◆ Problem description
Your answer should be a single number: the count of lines that hold the word "Retail".

Structured figure records
-- start --

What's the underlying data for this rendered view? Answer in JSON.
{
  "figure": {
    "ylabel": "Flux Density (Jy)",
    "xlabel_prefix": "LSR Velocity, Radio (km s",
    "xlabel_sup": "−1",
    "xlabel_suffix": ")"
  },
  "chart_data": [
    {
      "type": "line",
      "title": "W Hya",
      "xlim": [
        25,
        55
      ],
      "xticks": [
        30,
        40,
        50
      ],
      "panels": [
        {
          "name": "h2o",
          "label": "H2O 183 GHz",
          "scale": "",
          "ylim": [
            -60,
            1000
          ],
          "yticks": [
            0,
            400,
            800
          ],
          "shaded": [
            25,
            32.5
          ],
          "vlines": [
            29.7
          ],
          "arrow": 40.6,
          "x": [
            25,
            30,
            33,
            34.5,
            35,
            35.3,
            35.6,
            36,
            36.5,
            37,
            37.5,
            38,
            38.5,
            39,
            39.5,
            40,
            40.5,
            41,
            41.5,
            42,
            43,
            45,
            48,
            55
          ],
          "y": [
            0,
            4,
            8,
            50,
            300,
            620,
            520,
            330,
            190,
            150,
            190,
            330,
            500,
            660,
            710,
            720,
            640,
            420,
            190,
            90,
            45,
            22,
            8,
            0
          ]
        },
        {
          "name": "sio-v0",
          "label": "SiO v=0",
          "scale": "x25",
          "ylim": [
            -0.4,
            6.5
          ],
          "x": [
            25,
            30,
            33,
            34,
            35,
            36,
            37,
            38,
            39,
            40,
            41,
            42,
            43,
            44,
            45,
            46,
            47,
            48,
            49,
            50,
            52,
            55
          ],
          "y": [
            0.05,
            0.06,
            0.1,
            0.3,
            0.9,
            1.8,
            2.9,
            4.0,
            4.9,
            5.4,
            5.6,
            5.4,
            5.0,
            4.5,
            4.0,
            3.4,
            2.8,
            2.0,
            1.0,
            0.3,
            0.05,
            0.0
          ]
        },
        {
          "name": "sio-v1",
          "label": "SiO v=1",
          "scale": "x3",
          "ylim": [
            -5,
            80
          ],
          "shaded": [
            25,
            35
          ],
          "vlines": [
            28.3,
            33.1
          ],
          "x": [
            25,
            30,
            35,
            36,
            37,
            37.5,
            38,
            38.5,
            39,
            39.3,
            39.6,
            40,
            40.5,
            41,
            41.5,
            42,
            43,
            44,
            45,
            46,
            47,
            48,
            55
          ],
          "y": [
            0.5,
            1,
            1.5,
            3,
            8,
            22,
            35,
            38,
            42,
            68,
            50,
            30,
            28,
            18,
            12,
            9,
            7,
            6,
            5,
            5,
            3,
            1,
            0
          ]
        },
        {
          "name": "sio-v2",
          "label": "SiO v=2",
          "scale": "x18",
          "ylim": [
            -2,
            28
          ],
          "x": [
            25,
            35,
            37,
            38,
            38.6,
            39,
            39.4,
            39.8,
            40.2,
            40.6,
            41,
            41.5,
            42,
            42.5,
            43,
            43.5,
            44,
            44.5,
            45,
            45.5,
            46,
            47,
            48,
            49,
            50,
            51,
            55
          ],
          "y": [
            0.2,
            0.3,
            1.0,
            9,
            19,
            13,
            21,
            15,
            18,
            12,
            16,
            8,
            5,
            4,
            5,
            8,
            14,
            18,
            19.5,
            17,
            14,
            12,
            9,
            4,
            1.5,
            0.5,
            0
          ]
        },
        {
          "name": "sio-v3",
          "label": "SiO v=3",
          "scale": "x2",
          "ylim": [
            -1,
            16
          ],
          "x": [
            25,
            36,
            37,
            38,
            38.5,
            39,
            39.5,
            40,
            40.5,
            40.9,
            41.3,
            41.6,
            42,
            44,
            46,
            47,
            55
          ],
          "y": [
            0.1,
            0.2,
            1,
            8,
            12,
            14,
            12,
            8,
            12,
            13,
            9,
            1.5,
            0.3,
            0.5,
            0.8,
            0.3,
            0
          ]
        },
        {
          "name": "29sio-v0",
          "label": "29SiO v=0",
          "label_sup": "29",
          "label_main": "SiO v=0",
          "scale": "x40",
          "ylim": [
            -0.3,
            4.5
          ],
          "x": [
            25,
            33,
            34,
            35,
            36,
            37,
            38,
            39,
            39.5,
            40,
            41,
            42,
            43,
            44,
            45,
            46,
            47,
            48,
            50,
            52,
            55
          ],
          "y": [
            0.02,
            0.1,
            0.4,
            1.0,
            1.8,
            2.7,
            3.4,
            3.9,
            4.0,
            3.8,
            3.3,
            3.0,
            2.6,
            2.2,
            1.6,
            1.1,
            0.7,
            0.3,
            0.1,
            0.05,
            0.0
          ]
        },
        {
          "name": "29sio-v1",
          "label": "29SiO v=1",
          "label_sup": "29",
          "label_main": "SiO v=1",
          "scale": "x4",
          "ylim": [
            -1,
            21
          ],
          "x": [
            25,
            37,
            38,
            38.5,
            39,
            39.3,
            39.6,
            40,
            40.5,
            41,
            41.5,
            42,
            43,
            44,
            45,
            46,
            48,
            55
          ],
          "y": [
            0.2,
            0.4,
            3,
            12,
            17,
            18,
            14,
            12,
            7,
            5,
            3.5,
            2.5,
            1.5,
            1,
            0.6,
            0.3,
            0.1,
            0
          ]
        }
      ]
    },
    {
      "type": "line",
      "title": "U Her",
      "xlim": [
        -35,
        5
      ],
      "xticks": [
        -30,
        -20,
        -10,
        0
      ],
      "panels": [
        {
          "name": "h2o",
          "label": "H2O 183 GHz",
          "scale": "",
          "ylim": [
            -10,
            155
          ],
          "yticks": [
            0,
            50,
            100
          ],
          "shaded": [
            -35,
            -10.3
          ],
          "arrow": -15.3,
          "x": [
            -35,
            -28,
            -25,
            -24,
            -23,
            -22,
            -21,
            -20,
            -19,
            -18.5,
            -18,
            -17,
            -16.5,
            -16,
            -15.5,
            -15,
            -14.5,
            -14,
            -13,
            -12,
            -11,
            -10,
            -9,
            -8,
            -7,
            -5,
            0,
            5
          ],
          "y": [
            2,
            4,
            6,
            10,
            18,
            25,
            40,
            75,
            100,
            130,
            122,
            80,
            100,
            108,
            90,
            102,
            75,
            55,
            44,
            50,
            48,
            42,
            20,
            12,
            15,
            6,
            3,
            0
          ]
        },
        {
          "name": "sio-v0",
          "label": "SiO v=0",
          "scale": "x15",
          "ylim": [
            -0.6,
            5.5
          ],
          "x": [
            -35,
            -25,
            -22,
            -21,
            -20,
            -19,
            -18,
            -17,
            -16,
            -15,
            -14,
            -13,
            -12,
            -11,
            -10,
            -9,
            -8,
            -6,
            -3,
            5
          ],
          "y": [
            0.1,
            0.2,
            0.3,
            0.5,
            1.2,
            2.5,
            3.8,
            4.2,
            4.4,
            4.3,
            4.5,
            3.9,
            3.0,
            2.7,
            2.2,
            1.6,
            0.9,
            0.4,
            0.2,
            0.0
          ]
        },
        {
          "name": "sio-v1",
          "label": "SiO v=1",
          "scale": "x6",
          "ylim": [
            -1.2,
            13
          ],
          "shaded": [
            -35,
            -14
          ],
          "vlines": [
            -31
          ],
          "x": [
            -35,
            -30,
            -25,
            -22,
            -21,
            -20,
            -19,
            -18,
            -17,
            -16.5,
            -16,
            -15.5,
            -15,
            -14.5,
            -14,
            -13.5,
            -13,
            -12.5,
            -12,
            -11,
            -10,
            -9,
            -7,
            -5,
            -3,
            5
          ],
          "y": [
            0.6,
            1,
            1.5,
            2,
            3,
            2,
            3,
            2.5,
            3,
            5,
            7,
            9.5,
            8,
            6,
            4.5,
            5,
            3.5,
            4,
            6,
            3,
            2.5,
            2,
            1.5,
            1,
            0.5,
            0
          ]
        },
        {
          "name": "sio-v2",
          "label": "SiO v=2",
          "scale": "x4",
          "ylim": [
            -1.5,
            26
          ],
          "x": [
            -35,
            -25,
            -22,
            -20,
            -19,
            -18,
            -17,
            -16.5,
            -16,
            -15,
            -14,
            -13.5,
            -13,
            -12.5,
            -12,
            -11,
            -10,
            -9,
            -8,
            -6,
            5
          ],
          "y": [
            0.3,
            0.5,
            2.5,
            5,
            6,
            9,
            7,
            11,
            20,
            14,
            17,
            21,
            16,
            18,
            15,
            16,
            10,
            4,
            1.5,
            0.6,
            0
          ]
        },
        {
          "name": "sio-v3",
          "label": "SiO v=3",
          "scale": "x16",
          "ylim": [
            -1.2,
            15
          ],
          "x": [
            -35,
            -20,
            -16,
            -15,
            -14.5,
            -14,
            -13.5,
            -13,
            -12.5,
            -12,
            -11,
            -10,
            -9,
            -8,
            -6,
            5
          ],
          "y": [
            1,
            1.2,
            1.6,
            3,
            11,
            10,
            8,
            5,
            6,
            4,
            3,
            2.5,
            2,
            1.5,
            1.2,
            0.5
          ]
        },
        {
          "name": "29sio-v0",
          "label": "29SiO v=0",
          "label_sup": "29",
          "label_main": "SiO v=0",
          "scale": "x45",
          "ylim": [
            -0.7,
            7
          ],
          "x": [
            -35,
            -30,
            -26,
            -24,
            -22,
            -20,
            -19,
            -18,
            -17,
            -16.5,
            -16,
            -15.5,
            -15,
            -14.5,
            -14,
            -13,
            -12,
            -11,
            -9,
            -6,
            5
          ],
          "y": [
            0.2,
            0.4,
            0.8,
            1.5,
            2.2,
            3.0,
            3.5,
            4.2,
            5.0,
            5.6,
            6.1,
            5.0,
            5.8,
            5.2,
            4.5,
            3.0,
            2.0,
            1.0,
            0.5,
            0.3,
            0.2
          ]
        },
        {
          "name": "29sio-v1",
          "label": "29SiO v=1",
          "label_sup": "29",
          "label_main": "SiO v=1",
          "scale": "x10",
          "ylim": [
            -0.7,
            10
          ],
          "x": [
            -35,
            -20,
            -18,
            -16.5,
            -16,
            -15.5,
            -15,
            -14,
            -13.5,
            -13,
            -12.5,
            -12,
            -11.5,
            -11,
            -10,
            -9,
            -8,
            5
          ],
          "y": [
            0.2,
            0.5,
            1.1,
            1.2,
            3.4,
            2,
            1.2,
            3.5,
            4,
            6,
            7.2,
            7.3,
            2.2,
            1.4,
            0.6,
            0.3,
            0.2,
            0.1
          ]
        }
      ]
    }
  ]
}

-- end --
-- start --

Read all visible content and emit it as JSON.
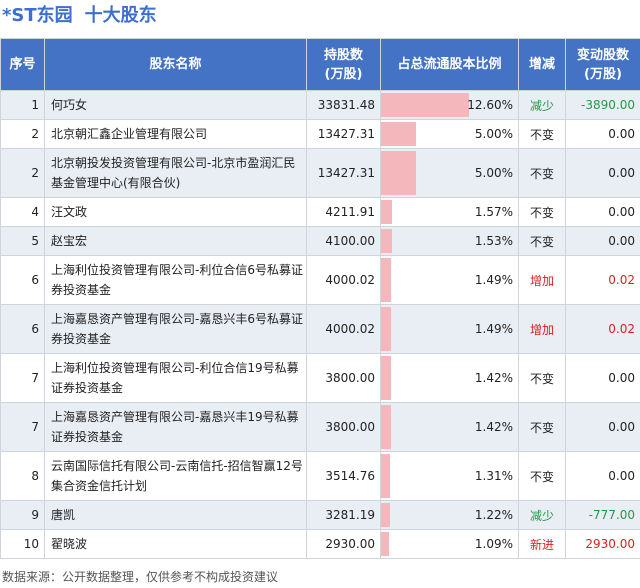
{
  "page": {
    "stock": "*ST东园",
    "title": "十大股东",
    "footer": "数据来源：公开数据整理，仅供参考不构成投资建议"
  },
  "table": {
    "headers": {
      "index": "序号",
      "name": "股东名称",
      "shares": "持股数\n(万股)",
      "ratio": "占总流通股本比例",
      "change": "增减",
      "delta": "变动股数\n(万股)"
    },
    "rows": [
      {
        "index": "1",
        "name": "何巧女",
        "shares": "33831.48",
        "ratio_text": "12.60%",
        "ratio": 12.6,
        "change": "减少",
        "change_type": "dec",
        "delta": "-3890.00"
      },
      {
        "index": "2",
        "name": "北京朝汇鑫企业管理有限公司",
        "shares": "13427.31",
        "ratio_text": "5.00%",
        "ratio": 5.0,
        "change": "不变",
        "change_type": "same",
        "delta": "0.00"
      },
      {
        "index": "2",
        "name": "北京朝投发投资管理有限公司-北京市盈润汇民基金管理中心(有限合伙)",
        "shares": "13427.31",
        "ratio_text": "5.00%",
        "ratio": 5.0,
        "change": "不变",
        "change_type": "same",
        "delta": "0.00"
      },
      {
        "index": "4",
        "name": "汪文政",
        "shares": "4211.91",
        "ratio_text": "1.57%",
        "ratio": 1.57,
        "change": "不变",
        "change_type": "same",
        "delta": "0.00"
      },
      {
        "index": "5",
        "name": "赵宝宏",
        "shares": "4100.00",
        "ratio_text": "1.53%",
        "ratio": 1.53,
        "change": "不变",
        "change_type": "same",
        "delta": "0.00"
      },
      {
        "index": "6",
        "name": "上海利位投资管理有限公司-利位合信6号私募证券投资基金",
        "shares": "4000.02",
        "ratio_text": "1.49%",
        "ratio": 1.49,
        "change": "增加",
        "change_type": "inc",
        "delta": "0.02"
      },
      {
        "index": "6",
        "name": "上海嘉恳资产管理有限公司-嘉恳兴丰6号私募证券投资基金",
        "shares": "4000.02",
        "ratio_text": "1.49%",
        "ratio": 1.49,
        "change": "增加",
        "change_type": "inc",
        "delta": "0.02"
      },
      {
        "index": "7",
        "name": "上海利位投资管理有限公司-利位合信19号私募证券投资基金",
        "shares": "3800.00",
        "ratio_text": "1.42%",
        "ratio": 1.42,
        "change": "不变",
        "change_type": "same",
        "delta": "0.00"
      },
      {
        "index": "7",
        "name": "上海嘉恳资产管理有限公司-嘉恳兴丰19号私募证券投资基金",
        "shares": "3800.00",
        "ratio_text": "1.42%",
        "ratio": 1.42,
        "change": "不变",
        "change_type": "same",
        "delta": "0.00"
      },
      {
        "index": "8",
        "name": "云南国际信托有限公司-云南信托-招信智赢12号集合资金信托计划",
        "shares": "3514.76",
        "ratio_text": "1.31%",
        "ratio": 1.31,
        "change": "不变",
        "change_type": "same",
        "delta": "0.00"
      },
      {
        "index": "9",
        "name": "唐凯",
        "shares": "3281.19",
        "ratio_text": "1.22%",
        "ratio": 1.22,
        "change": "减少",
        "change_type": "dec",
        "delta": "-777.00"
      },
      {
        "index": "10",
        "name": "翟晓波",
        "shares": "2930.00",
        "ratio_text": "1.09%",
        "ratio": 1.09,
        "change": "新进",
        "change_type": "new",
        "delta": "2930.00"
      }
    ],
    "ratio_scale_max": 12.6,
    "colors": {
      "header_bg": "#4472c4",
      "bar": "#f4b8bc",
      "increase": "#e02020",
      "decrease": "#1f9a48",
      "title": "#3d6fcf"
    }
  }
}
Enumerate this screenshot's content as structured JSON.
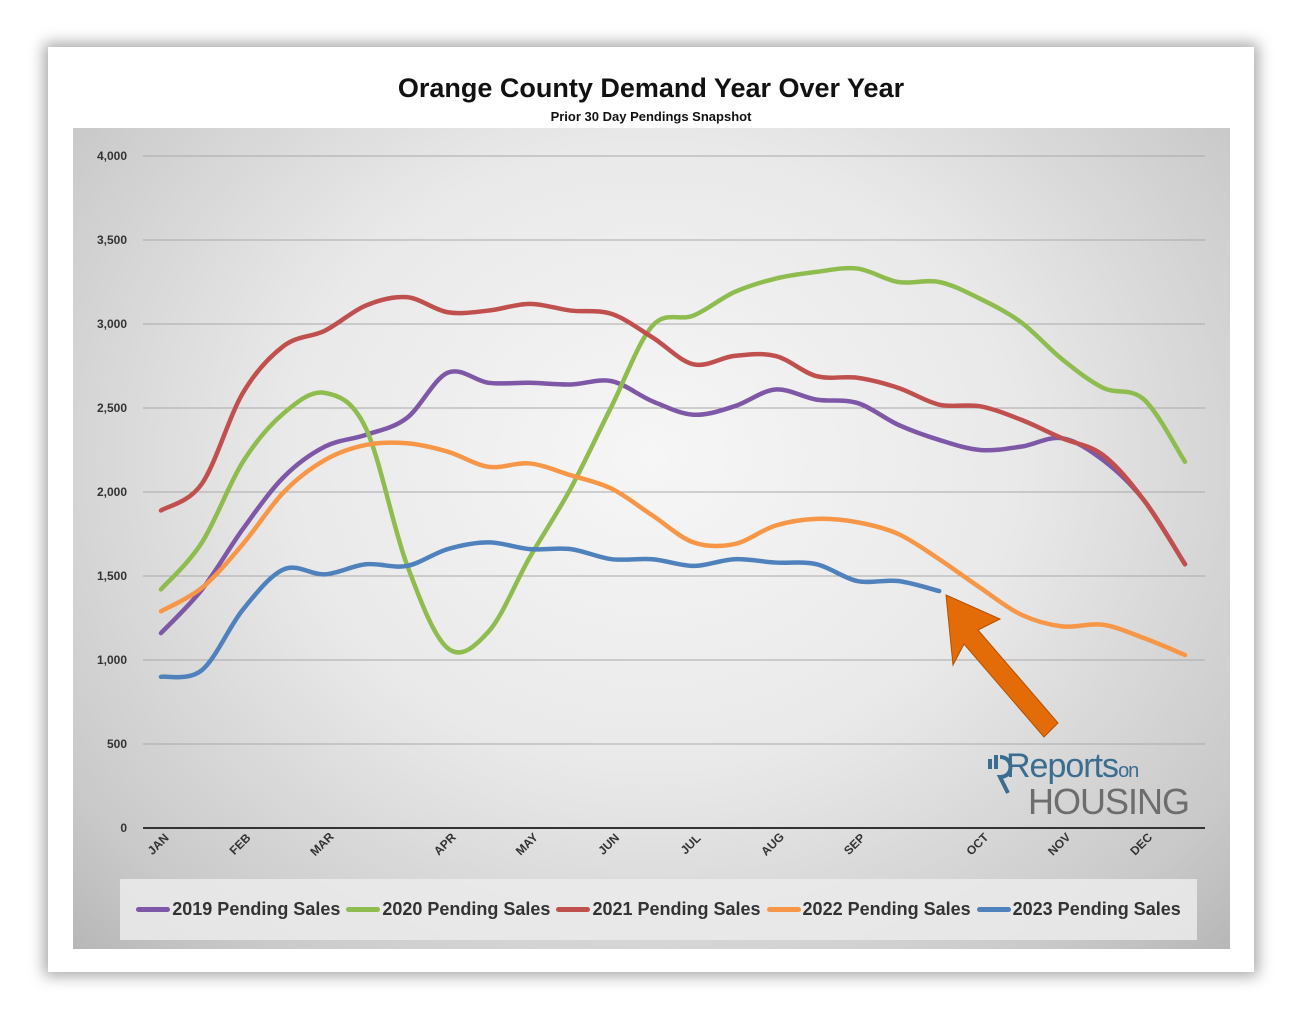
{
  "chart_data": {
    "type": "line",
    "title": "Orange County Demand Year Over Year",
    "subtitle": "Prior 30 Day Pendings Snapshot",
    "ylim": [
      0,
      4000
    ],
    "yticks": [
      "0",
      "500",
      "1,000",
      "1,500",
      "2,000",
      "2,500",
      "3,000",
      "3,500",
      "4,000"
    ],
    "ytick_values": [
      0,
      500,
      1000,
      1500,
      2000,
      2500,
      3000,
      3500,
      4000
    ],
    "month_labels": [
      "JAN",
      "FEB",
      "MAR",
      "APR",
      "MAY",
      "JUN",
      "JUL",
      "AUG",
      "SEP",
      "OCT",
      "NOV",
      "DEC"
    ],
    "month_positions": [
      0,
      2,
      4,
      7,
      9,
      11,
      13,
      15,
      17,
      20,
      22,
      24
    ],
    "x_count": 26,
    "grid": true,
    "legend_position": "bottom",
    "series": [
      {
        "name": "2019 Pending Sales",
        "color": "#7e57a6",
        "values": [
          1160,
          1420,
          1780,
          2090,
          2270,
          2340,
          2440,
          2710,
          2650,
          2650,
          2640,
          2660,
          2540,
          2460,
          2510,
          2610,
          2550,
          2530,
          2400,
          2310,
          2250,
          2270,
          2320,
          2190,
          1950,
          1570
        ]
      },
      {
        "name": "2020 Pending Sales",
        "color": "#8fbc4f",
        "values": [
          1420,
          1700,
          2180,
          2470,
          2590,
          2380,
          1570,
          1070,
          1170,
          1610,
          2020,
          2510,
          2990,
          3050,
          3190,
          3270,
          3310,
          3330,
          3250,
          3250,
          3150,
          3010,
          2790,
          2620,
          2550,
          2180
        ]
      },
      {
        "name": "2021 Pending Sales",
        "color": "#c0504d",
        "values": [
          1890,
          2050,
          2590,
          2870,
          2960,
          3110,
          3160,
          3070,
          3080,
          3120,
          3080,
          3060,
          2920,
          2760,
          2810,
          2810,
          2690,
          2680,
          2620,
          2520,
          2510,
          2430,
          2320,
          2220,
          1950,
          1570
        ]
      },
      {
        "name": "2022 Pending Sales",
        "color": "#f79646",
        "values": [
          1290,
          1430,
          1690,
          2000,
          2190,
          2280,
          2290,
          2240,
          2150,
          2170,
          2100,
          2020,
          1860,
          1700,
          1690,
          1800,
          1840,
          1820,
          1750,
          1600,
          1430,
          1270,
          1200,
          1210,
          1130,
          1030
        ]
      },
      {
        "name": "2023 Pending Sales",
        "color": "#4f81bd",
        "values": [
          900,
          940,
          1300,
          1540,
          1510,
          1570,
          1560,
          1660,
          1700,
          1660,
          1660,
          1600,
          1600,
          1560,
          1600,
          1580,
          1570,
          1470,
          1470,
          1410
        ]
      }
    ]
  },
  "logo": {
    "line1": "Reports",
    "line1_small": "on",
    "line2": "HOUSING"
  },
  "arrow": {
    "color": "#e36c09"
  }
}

-- end --
-- start --

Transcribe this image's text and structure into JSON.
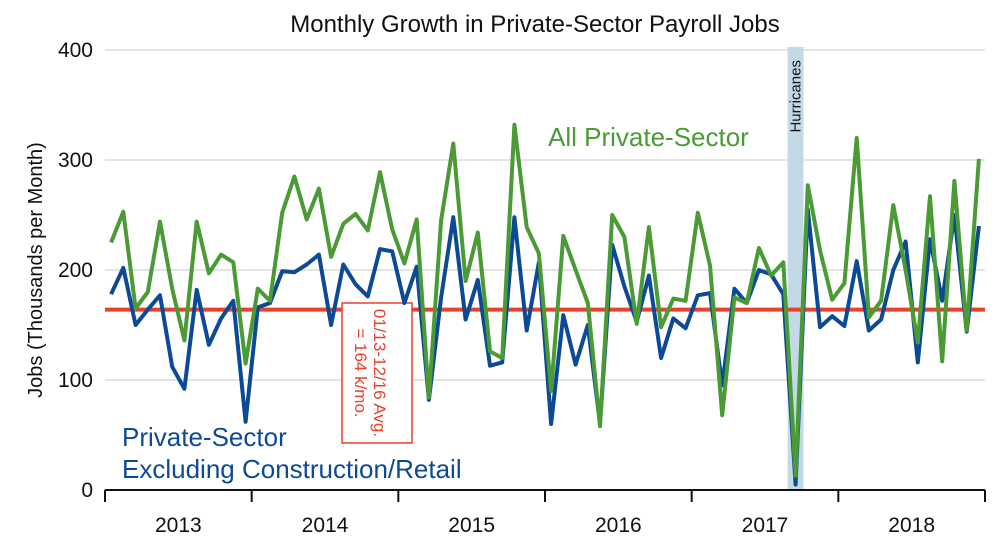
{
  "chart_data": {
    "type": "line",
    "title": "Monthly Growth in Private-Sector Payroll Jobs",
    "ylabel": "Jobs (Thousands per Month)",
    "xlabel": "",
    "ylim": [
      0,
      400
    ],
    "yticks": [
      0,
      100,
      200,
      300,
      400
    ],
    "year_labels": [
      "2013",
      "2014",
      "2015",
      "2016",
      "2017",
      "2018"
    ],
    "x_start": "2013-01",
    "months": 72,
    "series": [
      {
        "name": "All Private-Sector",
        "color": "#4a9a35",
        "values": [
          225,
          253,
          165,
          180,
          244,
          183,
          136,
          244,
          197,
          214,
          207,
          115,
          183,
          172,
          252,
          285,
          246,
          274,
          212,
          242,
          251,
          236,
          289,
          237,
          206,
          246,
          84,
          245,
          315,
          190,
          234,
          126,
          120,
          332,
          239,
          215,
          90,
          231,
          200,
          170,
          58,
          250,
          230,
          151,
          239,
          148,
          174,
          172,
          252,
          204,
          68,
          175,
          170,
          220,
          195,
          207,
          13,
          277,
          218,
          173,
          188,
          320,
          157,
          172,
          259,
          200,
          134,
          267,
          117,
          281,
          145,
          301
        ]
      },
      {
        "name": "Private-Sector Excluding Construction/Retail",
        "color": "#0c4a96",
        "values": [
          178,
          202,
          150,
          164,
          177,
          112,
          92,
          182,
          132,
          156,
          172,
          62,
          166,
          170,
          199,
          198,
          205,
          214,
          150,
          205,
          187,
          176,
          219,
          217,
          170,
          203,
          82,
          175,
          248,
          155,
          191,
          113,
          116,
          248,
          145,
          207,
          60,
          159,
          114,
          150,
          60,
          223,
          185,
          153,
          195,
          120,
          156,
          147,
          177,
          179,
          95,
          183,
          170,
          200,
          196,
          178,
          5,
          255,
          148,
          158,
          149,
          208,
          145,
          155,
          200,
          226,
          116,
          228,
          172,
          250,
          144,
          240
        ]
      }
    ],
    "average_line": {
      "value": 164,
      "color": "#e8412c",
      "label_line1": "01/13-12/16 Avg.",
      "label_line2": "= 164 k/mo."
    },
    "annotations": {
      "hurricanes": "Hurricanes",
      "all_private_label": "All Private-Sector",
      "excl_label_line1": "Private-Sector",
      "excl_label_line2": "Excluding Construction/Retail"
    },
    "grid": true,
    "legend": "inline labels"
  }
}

-- end --

◆ Answer
2